A run of records
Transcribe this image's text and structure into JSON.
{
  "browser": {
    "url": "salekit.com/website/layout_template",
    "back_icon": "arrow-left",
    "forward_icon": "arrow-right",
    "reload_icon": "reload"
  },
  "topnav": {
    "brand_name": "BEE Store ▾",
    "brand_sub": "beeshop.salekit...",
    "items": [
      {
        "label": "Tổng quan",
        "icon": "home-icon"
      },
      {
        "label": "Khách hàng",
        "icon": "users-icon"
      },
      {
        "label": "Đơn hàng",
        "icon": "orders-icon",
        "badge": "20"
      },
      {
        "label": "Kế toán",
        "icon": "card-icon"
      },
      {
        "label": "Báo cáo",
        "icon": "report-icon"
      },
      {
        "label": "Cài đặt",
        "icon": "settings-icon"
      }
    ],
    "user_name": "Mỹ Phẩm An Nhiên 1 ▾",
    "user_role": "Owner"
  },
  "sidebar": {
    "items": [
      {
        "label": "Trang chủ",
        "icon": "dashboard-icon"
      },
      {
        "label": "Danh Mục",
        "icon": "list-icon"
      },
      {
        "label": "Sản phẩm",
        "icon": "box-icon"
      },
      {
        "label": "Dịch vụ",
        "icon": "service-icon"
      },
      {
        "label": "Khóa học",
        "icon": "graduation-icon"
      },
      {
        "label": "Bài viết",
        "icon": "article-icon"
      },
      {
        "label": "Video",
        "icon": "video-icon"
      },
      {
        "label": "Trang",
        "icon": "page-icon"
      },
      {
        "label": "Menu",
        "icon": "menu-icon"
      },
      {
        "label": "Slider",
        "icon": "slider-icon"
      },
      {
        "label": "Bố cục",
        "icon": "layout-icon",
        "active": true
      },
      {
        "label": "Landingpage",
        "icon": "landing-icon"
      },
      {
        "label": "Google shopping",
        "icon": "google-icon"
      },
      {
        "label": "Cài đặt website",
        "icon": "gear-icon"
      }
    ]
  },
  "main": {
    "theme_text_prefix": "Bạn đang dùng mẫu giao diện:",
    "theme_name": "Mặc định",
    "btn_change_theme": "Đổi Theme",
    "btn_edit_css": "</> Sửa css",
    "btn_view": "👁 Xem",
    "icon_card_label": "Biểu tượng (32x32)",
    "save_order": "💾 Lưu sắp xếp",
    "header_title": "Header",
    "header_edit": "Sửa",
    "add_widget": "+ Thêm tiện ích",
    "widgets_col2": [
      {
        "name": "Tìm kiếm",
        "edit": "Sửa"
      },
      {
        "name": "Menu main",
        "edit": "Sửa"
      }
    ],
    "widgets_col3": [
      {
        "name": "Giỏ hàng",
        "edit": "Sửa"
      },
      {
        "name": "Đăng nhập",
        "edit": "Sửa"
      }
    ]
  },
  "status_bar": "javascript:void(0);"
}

◆ Problem description:
From the listing above, extract all records word for word.

◆ Exercise result:
Transcribe this image's text and structure into JSON.
{
  "browser": {
    "url": "salekit.com/website/layout_template",
    "back_icon": "arrow-left",
    "forward_icon": "arrow-right",
    "reload_icon": "reload"
  },
  "topnav": {
    "brand_name": "BEE Store ▾",
    "brand_sub": "beeshop.salekit...",
    "items": [
      {
        "label": "Tổng quan",
        "icon": "home-icon"
      },
      {
        "label": "Khách hàng",
        "icon": "users-icon"
      },
      {
        "label": "Đơn hàng",
        "icon": "orders-icon",
        "badge": "20"
      },
      {
        "label": "Kế toán",
        "icon": "card-icon"
      },
      {
        "label": "Báo cáo",
        "icon": "report-icon"
      },
      {
        "label": "Cài đặt",
        "icon": "settings-icon"
      }
    ],
    "user_name": "Mỹ Phẩm An Nhiên 1 ▾",
    "user_role": "Owner"
  },
  "sidebar": {
    "items": [
      {
        "label": "Trang chủ",
        "icon": "dashboard-icon"
      },
      {
        "label": "Danh Mục",
        "icon": "list-icon"
      },
      {
        "label": "Sản phẩm",
        "icon": "box-icon"
      },
      {
        "label": "Dịch vụ",
        "icon": "service-icon"
      },
      {
        "label": "Khóa học",
        "icon": "graduation-icon"
      },
      {
        "label": "Bài viết",
        "icon": "article-icon"
      },
      {
        "label": "Video",
        "icon": "video-icon"
      },
      {
        "label": "Trang",
        "icon": "page-icon"
      },
      {
        "label": "Menu",
        "icon": "menu-icon"
      },
      {
        "label": "Slider",
        "icon": "slider-icon"
      },
      {
        "label": "Bố cục",
        "icon": "layout-icon",
        "active": true
      },
      {
        "label": "Landingpage",
        "icon": "landing-icon"
      },
      {
        "label": "Google shopping",
        "icon": "google-icon"
      },
      {
        "label": "Cài đặt website",
        "icon": "gear-icon"
      }
    ]
  },
  "main": {
    "theme_text_prefix": "Bạn đang dùng mẫu giao diện:",
    "theme_name": "Mặc định",
    "btn_change_theme": "Đổi Theme",
    "btn_edit_css": "</> Sửa css",
    "btn_view": "👁 Xem",
    "icon_card_label": "Biểu tượng (32x32)",
    "save_order": "💾 Lưu sắp xếp",
    "header_title": "Header",
    "header_edit": "Sửa",
    "add_widget": "+ Thêm tiện ích",
    "widgets_col2": [
      {
        "name": "Tìm kiếm",
        "edit": "Sửa"
      },
      {
        "name": "Menu main",
        "edit": "Sửa"
      }
    ],
    "widgets_col3": [
      {
        "name": "Giỏ hàng",
        "edit": "Sửa"
      },
      {
        "name": "Đăng nhập",
        "edit": "Sửa"
      }
    ]
  },
  "status_bar": "javascript:void(0);"
}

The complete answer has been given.